### EXERCISE AIM
Show every line of the records below that contains the word "values".

### EXTRACTED MATERIAL

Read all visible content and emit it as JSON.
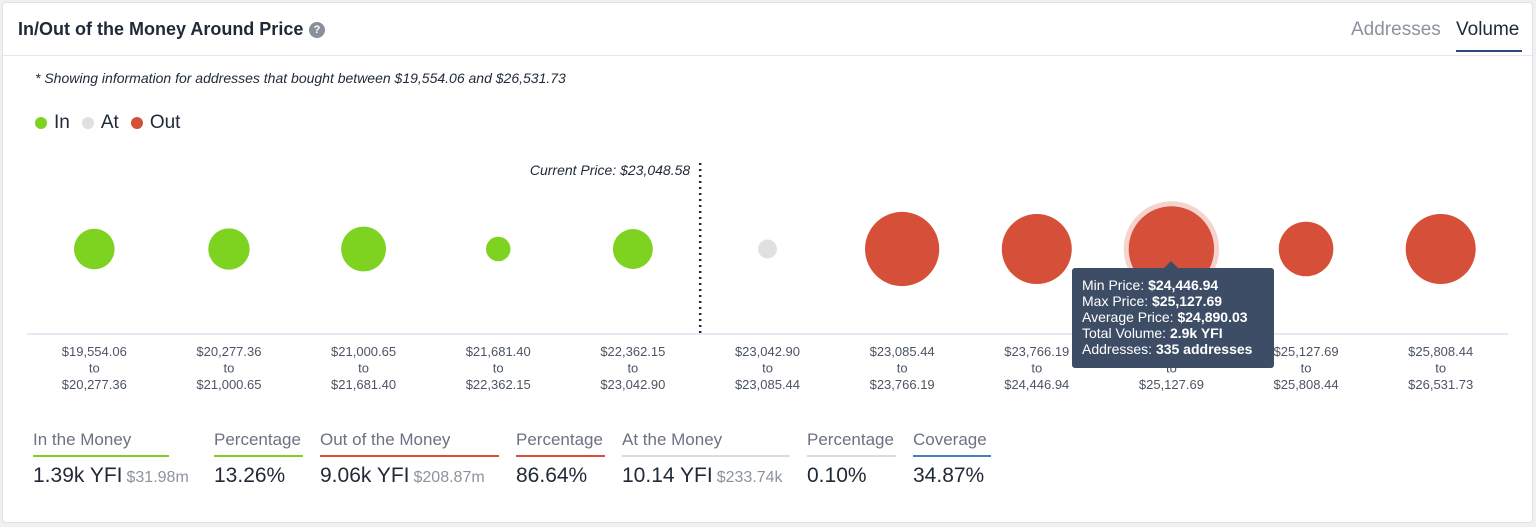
{
  "header": {
    "title": "In/Out of the Money Around Price",
    "help_icon": "question-circle-icon",
    "tabs": [
      {
        "label": "Addresses",
        "active": false
      },
      {
        "label": "Volume",
        "active": true
      }
    ]
  },
  "note": "* Showing information for addresses that bought between $19,554.06 and $26,531.73",
  "legend": [
    {
      "label": "In",
      "color": "#7ed321"
    },
    {
      "label": "At",
      "color": "#e0e0e0"
    },
    {
      "label": "Out",
      "color": "#d64f39"
    }
  ],
  "chart_data": {
    "type": "scatter",
    "title": "",
    "current_price_label": "Current Price: $23,048.58",
    "current_price_after_index": 4,
    "ranges": [
      {
        "from": "$19,554.06",
        "to_word": "to",
        "to": "$20,277.36",
        "status": "in",
        "size": 0.58
      },
      {
        "from": "$20,277.36",
        "to_word": "to",
        "to": "$21,000.65",
        "status": "in",
        "size": 0.59
      },
      {
        "from": "$21,000.65",
        "to_word": "to",
        "to": "$21,681.40",
        "status": "in",
        "size": 0.64
      },
      {
        "from": "$21,681.40",
        "to_word": "to",
        "to": "$22,362.15",
        "status": "in",
        "size": 0.35
      },
      {
        "from": "$22,362.15",
        "to_word": "to",
        "to": "$23,042.90",
        "status": "in",
        "size": 0.57
      },
      {
        "from": "$23,042.90",
        "to_word": "to",
        "to": "$23,085.44",
        "status": "at",
        "size": 0.27
      },
      {
        "from": "$23,085.44",
        "to_word": "to",
        "to": "$23,766.19",
        "status": "out",
        "size": 1.06
      },
      {
        "from": "$23,766.19",
        "to_word": "to",
        "to": "$24,446.94",
        "status": "out",
        "size": 1.0
      },
      {
        "from": "$24,446.94",
        "to_word": "to",
        "to": "$25,127.69",
        "status": "out",
        "size": 1.22,
        "highlighted": true
      },
      {
        "from": "$25,127.69",
        "to_word": "to",
        "to": "$25,808.44",
        "status": "out",
        "size": 0.78
      },
      {
        "from": "$25,808.44",
        "to_word": "to",
        "to": "$26,531.73",
        "status": "out",
        "size": 1.0
      }
    ]
  },
  "tooltip": {
    "min_label": "Min Price:",
    "min_value": "$24,446.94",
    "max_label": "Max Price:",
    "max_value": "$25,127.69",
    "avg_label": "Average Price:",
    "avg_value": "$24,890.03",
    "vol_label": "Total Volume:",
    "vol_value": "2.9k YFI",
    "addr_label": "Addresses:",
    "addr_value": "335 addresses"
  },
  "stats": [
    {
      "label": "In the Money",
      "value": "1.39k YFI",
      "sub": "$31.98m",
      "color": "#7ed321"
    },
    {
      "label": "Percentage",
      "value": "13.26%",
      "sub": "",
      "color": "#7ed321"
    },
    {
      "label": "Out of the Money",
      "value": "9.06k YFI",
      "sub": "$208.87m",
      "color": "#d64f39"
    },
    {
      "label": "Percentage",
      "value": "86.64%",
      "sub": "",
      "color": "#d64f39"
    },
    {
      "label": "At the Money",
      "value": "10.14 YFI",
      "sub": "$233.74k",
      "color": "#d9dde2"
    },
    {
      "label": "Percentage",
      "value": "0.10%",
      "sub": "",
      "color": "#d9dde2"
    },
    {
      "label": "Coverage",
      "value": "34.87%",
      "sub": "",
      "color": "#4a7fc1"
    }
  ]
}
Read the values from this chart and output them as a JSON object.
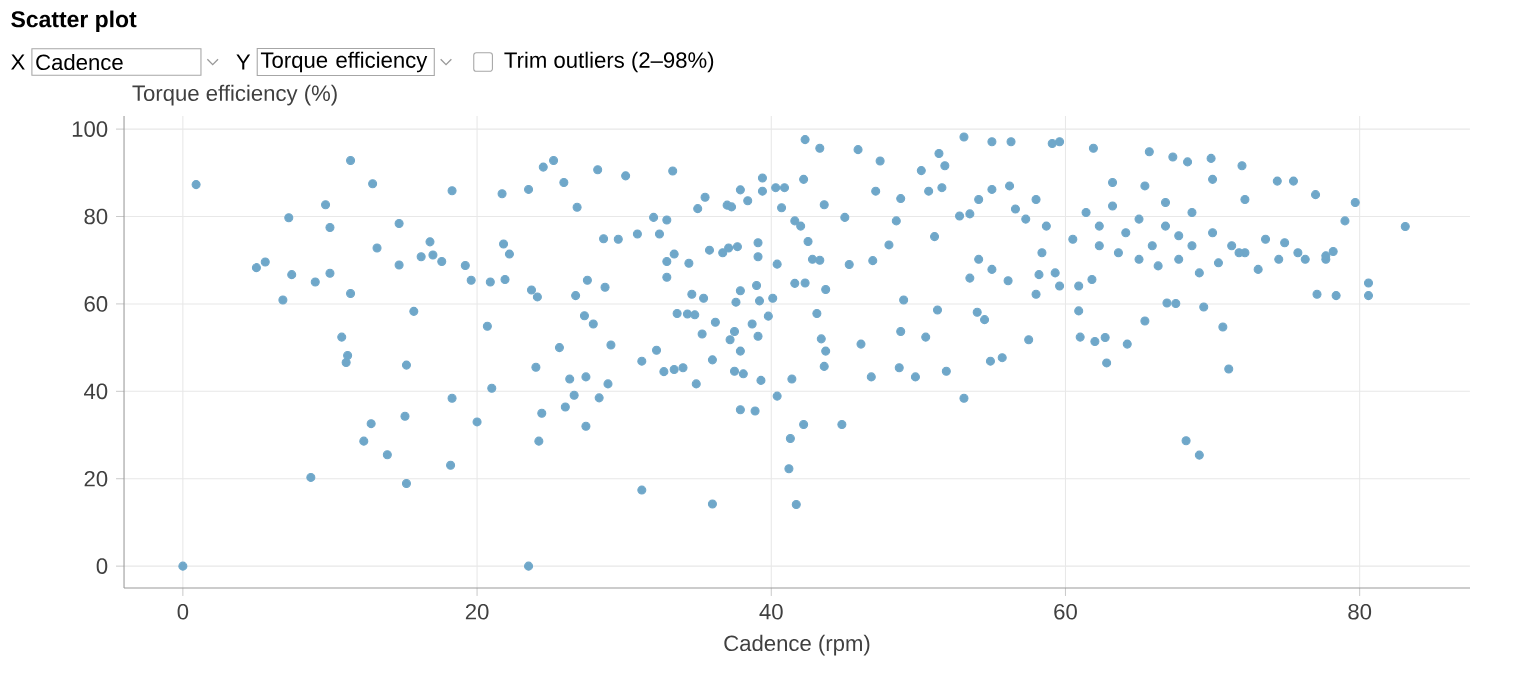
{
  "chart_data": {
    "type": "scatter",
    "title": "Scatter plot",
    "annotations": [
      "X",
      "Cadence",
      "Y",
      "Torque efficiency",
      "Trim outliers (2–98%)"
    ],
    "xlabel": "Cadence (rpm)",
    "ylabel": "Torque efficiency (%)",
    "xlim": [
      -4,
      87.5
    ],
    "ylim": [
      -5,
      103
    ],
    "xticks": [
      0,
      20,
      40,
      60,
      80
    ],
    "yticks": [
      0,
      20,
      40,
      60,
      80,
      100
    ],
    "grid": true,
    "marker": "circle",
    "series": [
      {
        "color": "#6fa7c9",
        "x": [
          0,
          0.9,
          11.4,
          12.9,
          9.7,
          7.2,
          10,
          5,
          5.6,
          7.4,
          6.8,
          9,
          10,
          11.4,
          13.2,
          14.7,
          14.7,
          16.2,
          17,
          16.8,
          17.6,
          15.7,
          10.8,
          11.2,
          11.1,
          15.2,
          12.8,
          12.3,
          13.9,
          8.7,
          15.2,
          15.1,
          18.3,
          18.2,
          20,
          21,
          20.7,
          18.3,
          19.2,
          19.6,
          21.7,
          21.8,
          22.2,
          20.9,
          21.9,
          23.5,
          23.5,
          23.7,
          24.1,
          24,
          24.4,
          24.2,
          24.5,
          25.2,
          25.9,
          26.8,
          28.2,
          30.1,
          28.6,
          29.6,
          26.7,
          27.5,
          28.7,
          27.3,
          27.9,
          25.6,
          29.1,
          26.3,
          27.4,
          26.6,
          26,
          27.4,
          28.3,
          28.9,
          31.2,
          30.9,
          32,
          33.3,
          32.9,
          32.4,
          33.4,
          32.9,
          32.9,
          34.4,
          35,
          35.5,
          33.6,
          34.3,
          34.8,
          34.6,
          35.4,
          35.3,
          36.2,
          32.2,
          31.2,
          32.7,
          33.4,
          34,
          34.9,
          36,
          36,
          35.8,
          36.7,
          37.1,
          37.7,
          37,
          37.3,
          37.9,
          38.4,
          37.5,
          37.9,
          37.2,
          37.5,
          38.1,
          37.9,
          38.9,
          39.3,
          39.1,
          38.7,
          37.9,
          37.6,
          39,
          39.2,
          40.1,
          39.1,
          39.1,
          39.4,
          39.4,
          40.3,
          40.4,
          39.8,
          40.4,
          41.3,
          41.2,
          41.7,
          41.4,
          42.3,
          43.3,
          42.2,
          44.8,
          53.1,
          43.1,
          43.7,
          43.6,
          43.4,
          46.1,
          46.8,
          48.7,
          49.8,
          48.8,
          50.5,
          51.9,
          51.3,
          49,
          54,
          54.5,
          54.9,
          55.7,
          57.5,
          58.2,
          58,
          60.9,
          61,
          62,
          62.7,
          62.8,
          64.2,
          65.4,
          66.9,
          67.5,
          69.4,
          70.7,
          71.1,
          68.2,
          69.1,
          77.1,
          78.4,
          80.6,
          80.6,
          79.7,
          79,
          83.1,
          77,
          78.2,
          77.7,
          53.1,
          55,
          56.3,
          59.1,
          59.6,
          61.9,
          65.7,
          67.3,
          68.3,
          69.9,
          72,
          45.9,
          47.4,
          51.4,
          50.2,
          74.4,
          75.5,
          40.9,
          40.7,
          42.2,
          43.6,
          45,
          41.6,
          42,
          42.5,
          42.8,
          43.3,
          45.3,
          41.6,
          42.3,
          43.7,
          46.9,
          48,
          48.5,
          47.1,
          48.8,
          50.7,
          51.1,
          51.6,
          52.8,
          53.5,
          54.1,
          55,
          56.1,
          51.8,
          53.5,
          54.1,
          55,
          56.2,
          56.6,
          57.3,
          58,
          58.7,
          58.4,
          59.3,
          60.5,
          61.4,
          62.3,
          63.2,
          64.1,
          65,
          65.9,
          66.8,
          67.7,
          68.6,
          70,
          71.3,
          72.2,
          73.6,
          74.9,
          76.3,
          77.7,
          75.8,
          74.5,
          73.1,
          71.8,
          70.4,
          69.1,
          67.7,
          66.3,
          65,
          63.6,
          62.3,
          60.9,
          59.6,
          61.8,
          63.2,
          65.4,
          70,
          72.2,
          68.6,
          66.8
        ],
        "values": [
          0,
          87.3,
          92.8,
          87.5,
          82.7,
          79.7,
          77.5,
          68.3,
          69.6,
          66.7,
          60.9,
          65,
          67,
          62.4,
          72.8,
          78.4,
          68.9,
          70.8,
          71.2,
          74.2,
          69.7,
          58.3,
          52.4,
          48.2,
          46.6,
          46,
          32.6,
          28.6,
          25.5,
          20.3,
          18.9,
          34.3,
          38.4,
          23.1,
          33,
          40.7,
          54.9,
          85.9,
          68.8,
          65.4,
          85.2,
          73.7,
          71.4,
          65,
          65.6,
          0,
          86.2,
          63.2,
          61.6,
          45.5,
          35,
          28.6,
          91.3,
          92.8,
          87.8,
          82.1,
          90.7,
          89.3,
          74.9,
          74.8,
          61.9,
          65.4,
          63.8,
          57.3,
          55.4,
          50,
          50.6,
          42.8,
          43.3,
          39.1,
          36.4,
          32,
          38.5,
          41.7,
          17.4,
          76,
          79.8,
          90.4,
          79.2,
          76,
          71.4,
          69.7,
          66.1,
          69.3,
          81.8,
          84.4,
          57.8,
          57.7,
          57.5,
          62.2,
          61.3,
          53.1,
          55.8,
          49.4,
          46.9,
          44.5,
          45,
          45.4,
          41.7,
          47.2,
          14.2,
          72.3,
          71.7,
          72.8,
          73.1,
          82.6,
          82.2,
          86.1,
          83.6,
          53.7,
          49.2,
          51.8,
          44.6,
          44,
          35.8,
          35.5,
          42.5,
          52.6,
          55.4,
          63,
          60.4,
          64.2,
          60.7,
          61.3,
          74,
          70.8,
          88.8,
          85.8,
          86.6,
          69.1,
          57.2,
          38.9,
          29.2,
          22.3,
          14.1,
          42.8,
          97.6,
          95.6,
          32.4,
          32.4,
          38.4,
          57.8,
          49.2,
          45.7,
          52,
          50.8,
          43.3,
          45.4,
          43.3,
          53.7,
          52.4,
          44.6,
          58.6,
          60.9,
          58.1,
          56.4,
          46.9,
          47.7,
          51.8,
          66.7,
          62.2,
          58.4,
          52.4,
          51.4,
          52.3,
          46.5,
          50.8,
          56.1,
          60.2,
          60.1,
          59.3,
          54.7,
          45.1,
          28.7,
          25.4,
          62.2,
          61.9,
          64.8,
          61.9,
          83.2,
          79,
          77.7,
          85,
          72,
          70.2,
          98.2,
          97.1,
          97.1,
          96.7,
          97.1,
          95.6,
          94.8,
          93.6,
          92.5,
          93.3,
          91.6,
          95.3,
          92.7,
          94.4,
          90.5,
          88.1,
          88.1,
          86.6,
          82,
          88.5,
          82.7,
          79.8,
          79,
          77.8,
          74.3,
          70.2,
          70,
          69,
          64.7,
          64.8,
          63.3,
          69.9,
          73.5,
          79,
          85.8,
          84.1,
          85.8,
          75.4,
          86.6,
          80.1,
          65.9,
          70.2,
          67.9,
          65.3,
          91.6,
          80.6,
          83.9,
          86.2,
          87,
          81.7,
          79.4,
          83.9,
          77.8,
          71.7,
          67.1,
          74.8,
          80.9,
          77.8,
          82.4,
          76.3,
          79.4,
          73.3,
          77.8,
          75.6,
          73.3,
          76.3,
          73.3,
          71.7,
          74.8,
          74,
          70.2,
          71,
          71.7,
          70.2,
          67.9,
          71.7,
          69.4,
          67.1,
          70.2,
          68.7,
          70.2,
          71.7,
          73.3,
          64.1,
          64.1,
          65.6,
          87.8,
          87,
          88.5,
          83.9,
          80.9,
          83.2
        ]
      }
    ]
  }
}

### COMPLETE OUTPUT
Read the values from this chart and output them as a JSON object.
        "values": [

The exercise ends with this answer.